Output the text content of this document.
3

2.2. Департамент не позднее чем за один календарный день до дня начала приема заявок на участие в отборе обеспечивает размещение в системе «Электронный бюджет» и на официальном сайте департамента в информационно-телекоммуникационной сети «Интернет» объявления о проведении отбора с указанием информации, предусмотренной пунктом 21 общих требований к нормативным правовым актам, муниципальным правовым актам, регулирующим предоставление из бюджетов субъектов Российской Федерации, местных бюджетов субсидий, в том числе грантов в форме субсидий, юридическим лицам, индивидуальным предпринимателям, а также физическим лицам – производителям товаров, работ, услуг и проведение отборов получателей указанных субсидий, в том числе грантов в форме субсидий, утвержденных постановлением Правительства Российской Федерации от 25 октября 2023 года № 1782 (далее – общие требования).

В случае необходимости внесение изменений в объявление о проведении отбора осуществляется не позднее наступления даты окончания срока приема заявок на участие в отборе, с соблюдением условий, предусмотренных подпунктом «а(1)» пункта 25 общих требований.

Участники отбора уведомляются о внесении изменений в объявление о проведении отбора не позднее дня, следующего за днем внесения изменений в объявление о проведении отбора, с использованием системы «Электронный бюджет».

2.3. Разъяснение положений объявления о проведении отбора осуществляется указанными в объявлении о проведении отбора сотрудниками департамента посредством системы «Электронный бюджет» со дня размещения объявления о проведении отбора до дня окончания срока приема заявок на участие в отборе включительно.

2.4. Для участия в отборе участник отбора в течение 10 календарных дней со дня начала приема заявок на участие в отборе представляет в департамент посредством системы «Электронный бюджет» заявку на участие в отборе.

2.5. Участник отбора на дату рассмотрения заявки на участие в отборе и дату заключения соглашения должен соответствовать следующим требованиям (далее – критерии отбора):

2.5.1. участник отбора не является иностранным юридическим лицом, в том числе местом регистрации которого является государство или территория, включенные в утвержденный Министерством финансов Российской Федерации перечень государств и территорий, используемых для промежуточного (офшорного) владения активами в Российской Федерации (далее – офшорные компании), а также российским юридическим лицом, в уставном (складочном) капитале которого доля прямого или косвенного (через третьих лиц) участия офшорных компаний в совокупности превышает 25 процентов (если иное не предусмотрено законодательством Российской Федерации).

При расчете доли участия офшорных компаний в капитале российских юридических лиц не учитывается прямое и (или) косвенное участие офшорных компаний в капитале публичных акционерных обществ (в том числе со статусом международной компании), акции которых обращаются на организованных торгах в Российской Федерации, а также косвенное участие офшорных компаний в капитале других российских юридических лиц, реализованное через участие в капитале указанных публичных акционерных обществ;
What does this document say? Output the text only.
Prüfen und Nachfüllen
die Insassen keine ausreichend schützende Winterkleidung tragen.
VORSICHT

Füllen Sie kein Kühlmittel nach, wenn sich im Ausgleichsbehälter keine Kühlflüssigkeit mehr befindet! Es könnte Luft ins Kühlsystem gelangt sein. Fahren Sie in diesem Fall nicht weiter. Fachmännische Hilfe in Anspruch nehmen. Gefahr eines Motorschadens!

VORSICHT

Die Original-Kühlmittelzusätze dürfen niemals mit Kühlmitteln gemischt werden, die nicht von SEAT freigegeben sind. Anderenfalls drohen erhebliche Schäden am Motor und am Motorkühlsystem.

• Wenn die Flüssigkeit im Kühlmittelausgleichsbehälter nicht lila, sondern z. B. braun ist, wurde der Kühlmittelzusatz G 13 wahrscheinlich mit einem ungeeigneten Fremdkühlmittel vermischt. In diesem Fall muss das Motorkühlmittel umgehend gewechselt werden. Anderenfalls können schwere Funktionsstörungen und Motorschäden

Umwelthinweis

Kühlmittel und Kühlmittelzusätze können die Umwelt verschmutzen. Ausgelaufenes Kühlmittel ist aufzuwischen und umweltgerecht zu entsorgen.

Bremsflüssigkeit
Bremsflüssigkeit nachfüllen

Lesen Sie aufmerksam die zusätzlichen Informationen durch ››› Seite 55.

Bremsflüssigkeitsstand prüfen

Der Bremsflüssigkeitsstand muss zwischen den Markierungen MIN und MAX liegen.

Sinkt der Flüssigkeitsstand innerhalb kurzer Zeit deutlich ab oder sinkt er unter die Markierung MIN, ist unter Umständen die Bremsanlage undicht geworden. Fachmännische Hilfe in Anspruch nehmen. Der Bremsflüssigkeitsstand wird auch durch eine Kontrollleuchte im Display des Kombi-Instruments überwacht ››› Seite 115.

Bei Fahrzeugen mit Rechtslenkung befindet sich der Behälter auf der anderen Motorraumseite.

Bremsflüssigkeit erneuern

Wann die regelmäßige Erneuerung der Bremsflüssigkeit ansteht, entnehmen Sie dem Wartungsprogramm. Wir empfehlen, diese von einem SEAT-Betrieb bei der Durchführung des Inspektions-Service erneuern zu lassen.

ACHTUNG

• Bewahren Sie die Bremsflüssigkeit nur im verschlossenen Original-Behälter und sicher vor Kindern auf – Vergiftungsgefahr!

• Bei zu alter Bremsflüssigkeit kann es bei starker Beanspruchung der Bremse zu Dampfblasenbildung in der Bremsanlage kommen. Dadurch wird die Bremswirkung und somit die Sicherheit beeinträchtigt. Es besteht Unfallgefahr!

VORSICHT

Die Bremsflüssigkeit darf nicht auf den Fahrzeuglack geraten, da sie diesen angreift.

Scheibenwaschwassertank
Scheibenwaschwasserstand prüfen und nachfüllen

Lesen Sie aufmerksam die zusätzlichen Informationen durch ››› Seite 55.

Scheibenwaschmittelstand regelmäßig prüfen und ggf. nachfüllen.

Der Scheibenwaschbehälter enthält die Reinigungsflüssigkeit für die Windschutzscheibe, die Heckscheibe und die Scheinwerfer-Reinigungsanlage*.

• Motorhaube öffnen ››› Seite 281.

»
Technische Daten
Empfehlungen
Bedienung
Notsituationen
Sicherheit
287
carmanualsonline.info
= = = =
• WHAT IS NEEDED:
Where a line in the material contains "können", copy that line.

• EXERCISE OUTPUT:
• Wenn die Flüssigkeit im Kühlmittelausgleichsbehälter nicht lila, sondern z. B. braun ist, wurde der Kühlmittelzusatz G 13 wahrscheinlich mit einem ungeeigneten Fremdkühlmittel vermischt. In diesem Fall muss das Motorkühlmittel umgehend gewechselt werden. Anderenfalls können schwere Funktionsstörungen und Motorschäden
Kühlmittel und Kühlmittelzusätze können die Umwelt verschmutzen. Ausgelaufenes Kühlmittel ist aufzuwischen und umweltgerecht zu entsorgen.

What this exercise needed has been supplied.